REQUIRED TASK - Rewrite the data below with every "series-label" changed to "legend-label" and nothing else altered. Leave the pictures out of your answer.

RECORDS FOR THE TASK -
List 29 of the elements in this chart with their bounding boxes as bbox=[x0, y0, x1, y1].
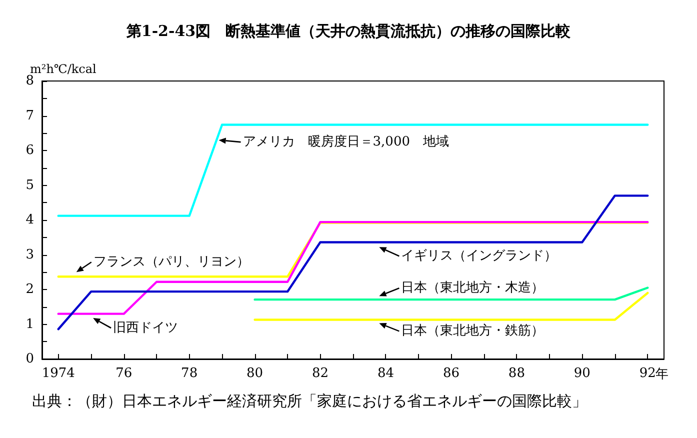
y-axis-title: m²h℃/kcal bbox=[30, 62, 96, 76]
y-tick-label: 5 bbox=[26, 178, 34, 193]
series-label: イギリス（イングランド） bbox=[401, 248, 558, 264]
x-tick-label: 76 bbox=[116, 366, 132, 381]
x-axis-title: 年 bbox=[656, 366, 669, 383]
x-tick-label: 80 bbox=[246, 366, 264, 381]
y-tick-label: 7 bbox=[26, 108, 34, 124]
chart-title: 第1-2-43図 断熱基準値（天井の熱貫流抵抗）の推移の国際比較 bbox=[125, 22, 572, 41]
y-tick-label: 8 bbox=[26, 74, 34, 88]
x-tick-label: 78 bbox=[181, 366, 198, 381]
x-tick-label: 1974 bbox=[42, 366, 75, 381]
series-label: 日本（東北地方・木造） bbox=[401, 280, 544, 296]
y-tick-label: 6 bbox=[26, 143, 34, 158]
x-tick-label: 90 bbox=[574, 366, 590, 381]
x-tick-label: 86 bbox=[442, 366, 460, 381]
x-tick-label: 92 bbox=[639, 366, 656, 381]
y-tick-label: 3 bbox=[26, 247, 34, 262]
series-label: 日本（東北地方・鉄筋） bbox=[401, 322, 544, 339]
y-tick-label: 4 bbox=[26, 212, 34, 228]
y-tick-label: 0 bbox=[26, 352, 34, 366]
y-tick-label: 2 bbox=[26, 282, 34, 297]
series-label: アメリカ 暖房度日＝3,000 地域 bbox=[242, 134, 449, 150]
source-note: 出典：（財）日本エネルギー経済研究所「家庭における省エネルギーの国際比較」 bbox=[32, 392, 587, 411]
x-tick-label: 88 bbox=[508, 366, 525, 381]
y-tick-label: 1 bbox=[26, 316, 34, 332]
series-label: 旧西ドイツ bbox=[113, 320, 178, 336]
series-label: フランス（パリ、リヨン） bbox=[93, 254, 250, 270]
x-tick-label: 84 bbox=[377, 366, 394, 381]
x-tick-label: 82 bbox=[312, 366, 329, 381]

TASK RESPONSE -
List 29 of the elements in this chart with their bounding boxes as bbox=[x0, y0, x1, y1].
y-axis-title: m²h℃/kcal bbox=[30, 62, 96, 76]
y-tick-label: 5 bbox=[26, 178, 34, 193]
legend-label: イギリス（イングランド） bbox=[401, 248, 558, 264]
x-tick-label: 76 bbox=[116, 366, 132, 381]
x-axis-title: 年 bbox=[656, 366, 669, 383]
x-tick-label: 80 bbox=[246, 366, 264, 381]
y-tick-label: 7 bbox=[26, 108, 34, 124]
chart-title: 第1-2-43図 断熱基準値（天井の熱貫流抵抗）の推移の国際比較 bbox=[125, 22, 572, 41]
y-tick-label: 8 bbox=[26, 74, 34, 88]
x-tick-label: 78 bbox=[181, 366, 198, 381]
x-tick-label: 1974 bbox=[42, 366, 75, 381]
legend-label: 日本（東北地方・木造） bbox=[401, 280, 544, 296]
y-tick-label: 6 bbox=[26, 143, 34, 158]
x-tick-label: 90 bbox=[574, 366, 590, 381]
x-tick-label: 86 bbox=[442, 366, 460, 381]
x-tick-label: 92 bbox=[639, 366, 656, 381]
y-tick-label: 3 bbox=[26, 247, 34, 262]
legend-label: 日本（東北地方・鉄筋） bbox=[401, 322, 544, 339]
y-tick-label: 4 bbox=[26, 212, 34, 228]
y-tick-label: 0 bbox=[26, 352, 34, 366]
y-tick-label: 2 bbox=[26, 282, 34, 297]
legend-label: アメリカ 暖房度日＝3,000 地域 bbox=[242, 134, 449, 150]
source-note: 出典：（財）日本エネルギー経済研究所「家庭における省エネルギーの国際比較」 bbox=[32, 392, 587, 411]
x-tick-label: 88 bbox=[508, 366, 525, 381]
y-tick-label: 1 bbox=[26, 316, 34, 332]
legend-label: 旧西ドイツ bbox=[113, 320, 178, 336]
legend-label: フランス（パリ、リヨン） bbox=[93, 254, 250, 270]
x-tick-label: 84 bbox=[377, 366, 394, 381]
x-tick-label: 82 bbox=[312, 366, 329, 381]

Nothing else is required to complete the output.